Output the material below in its entirety, exactly as given.
___ Extracted material
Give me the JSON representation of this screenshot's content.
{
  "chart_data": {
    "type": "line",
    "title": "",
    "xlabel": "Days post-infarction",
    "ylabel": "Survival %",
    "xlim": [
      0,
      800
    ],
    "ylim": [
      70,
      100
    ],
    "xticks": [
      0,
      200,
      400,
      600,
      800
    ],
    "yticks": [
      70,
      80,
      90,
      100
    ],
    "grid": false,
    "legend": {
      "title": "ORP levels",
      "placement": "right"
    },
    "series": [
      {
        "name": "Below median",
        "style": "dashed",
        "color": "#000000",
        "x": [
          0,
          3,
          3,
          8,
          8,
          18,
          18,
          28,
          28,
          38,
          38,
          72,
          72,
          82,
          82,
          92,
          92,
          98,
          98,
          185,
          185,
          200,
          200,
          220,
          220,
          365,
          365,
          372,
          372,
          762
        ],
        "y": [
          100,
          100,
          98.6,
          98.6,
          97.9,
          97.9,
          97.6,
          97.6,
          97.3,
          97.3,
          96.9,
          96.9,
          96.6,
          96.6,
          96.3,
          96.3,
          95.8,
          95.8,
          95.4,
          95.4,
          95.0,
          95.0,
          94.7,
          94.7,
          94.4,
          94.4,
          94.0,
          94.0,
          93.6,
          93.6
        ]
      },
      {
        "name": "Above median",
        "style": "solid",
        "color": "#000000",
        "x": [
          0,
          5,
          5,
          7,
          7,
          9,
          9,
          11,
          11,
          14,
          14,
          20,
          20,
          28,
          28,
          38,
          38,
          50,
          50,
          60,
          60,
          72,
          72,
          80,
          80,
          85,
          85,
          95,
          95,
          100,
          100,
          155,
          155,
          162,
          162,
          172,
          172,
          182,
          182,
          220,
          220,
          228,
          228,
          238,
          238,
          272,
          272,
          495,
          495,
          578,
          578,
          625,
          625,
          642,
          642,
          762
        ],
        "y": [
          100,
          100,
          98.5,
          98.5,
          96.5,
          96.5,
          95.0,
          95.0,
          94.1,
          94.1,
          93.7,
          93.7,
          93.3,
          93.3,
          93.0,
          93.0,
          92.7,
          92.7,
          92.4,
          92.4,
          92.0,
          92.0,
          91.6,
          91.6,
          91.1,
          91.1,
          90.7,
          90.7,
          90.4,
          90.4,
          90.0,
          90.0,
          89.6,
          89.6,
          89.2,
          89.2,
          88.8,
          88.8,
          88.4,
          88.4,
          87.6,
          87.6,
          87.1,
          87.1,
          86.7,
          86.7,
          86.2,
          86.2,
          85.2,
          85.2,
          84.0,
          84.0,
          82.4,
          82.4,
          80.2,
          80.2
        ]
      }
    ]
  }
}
______
Answer to the exercise:
Give me the JSON representation of this screenshot's content.
{
  "chart_data": {
    "type": "line",
    "title": "",
    "xlabel": "Days post-infarction",
    "ylabel": "Survival %",
    "xlim": [
      0,
      800
    ],
    "ylim": [
      70,
      100
    ],
    "xticks": [
      0,
      200,
      400,
      600,
      800
    ],
    "yticks": [
      70,
      80,
      90,
      100
    ],
    "grid": false,
    "legend": {
      "title": "ORP levels",
      "placement": "right"
    },
    "series": [
      {
        "name": "Below median",
        "style": "dashed",
        "color": "#000000",
        "x": [
          0,
          3,
          3,
          8,
          8,
          18,
          18,
          28,
          28,
          38,
          38,
          72,
          72,
          82,
          82,
          92,
          92,
          98,
          98,
          185,
          185,
          200,
          200,
          220,
          220,
          365,
          365,
          372,
          372,
          762
        ],
        "y": [
          100,
          100,
          98.6,
          98.6,
          97.9,
          97.9,
          97.6,
          97.6,
          97.3,
          97.3,
          96.9,
          96.9,
          96.6,
          96.6,
          96.3,
          96.3,
          95.8,
          95.8,
          95.4,
          95.4,
          95.0,
          95.0,
          94.7,
          94.7,
          94.4,
          94.4,
          94.0,
          94.0,
          93.6,
          93.6
        ]
      },
      {
        "name": "Above median",
        "style": "solid",
        "color": "#000000",
        "x": [
          0,
          5,
          5,
          7,
          7,
          9,
          9,
          11,
          11,
          14,
          14,
          20,
          20,
          28,
          28,
          38,
          38,
          50,
          50,
          60,
          60,
          72,
          72,
          80,
          80,
          85,
          85,
          95,
          95,
          100,
          100,
          155,
          155,
          162,
          162,
          172,
          172,
          182,
          182,
          220,
          220,
          228,
          228,
          238,
          238,
          272,
          272,
          495,
          495,
          578,
          578,
          625,
          625,
          642,
          642,
          762
        ],
        "y": [
          100,
          100,
          98.5,
          98.5,
          96.5,
          96.5,
          95.0,
          95.0,
          94.1,
          94.1,
          93.7,
          93.7,
          93.3,
          93.3,
          93.0,
          93.0,
          92.7,
          92.7,
          92.4,
          92.4,
          92.0,
          92.0,
          91.6,
          91.6,
          91.1,
          91.1,
          90.7,
          90.7,
          90.4,
          90.4,
          90.0,
          90.0,
          89.6,
          89.6,
          89.2,
          89.2,
          88.8,
          88.8,
          88.4,
          88.4,
          87.6,
          87.6,
          87.1,
          87.1,
          86.7,
          86.7,
          86.2,
          86.2,
          85.2,
          85.2,
          84.0,
          84.0,
          82.4,
          82.4,
          80.2,
          80.2
        ]
      }
    ]
  }
}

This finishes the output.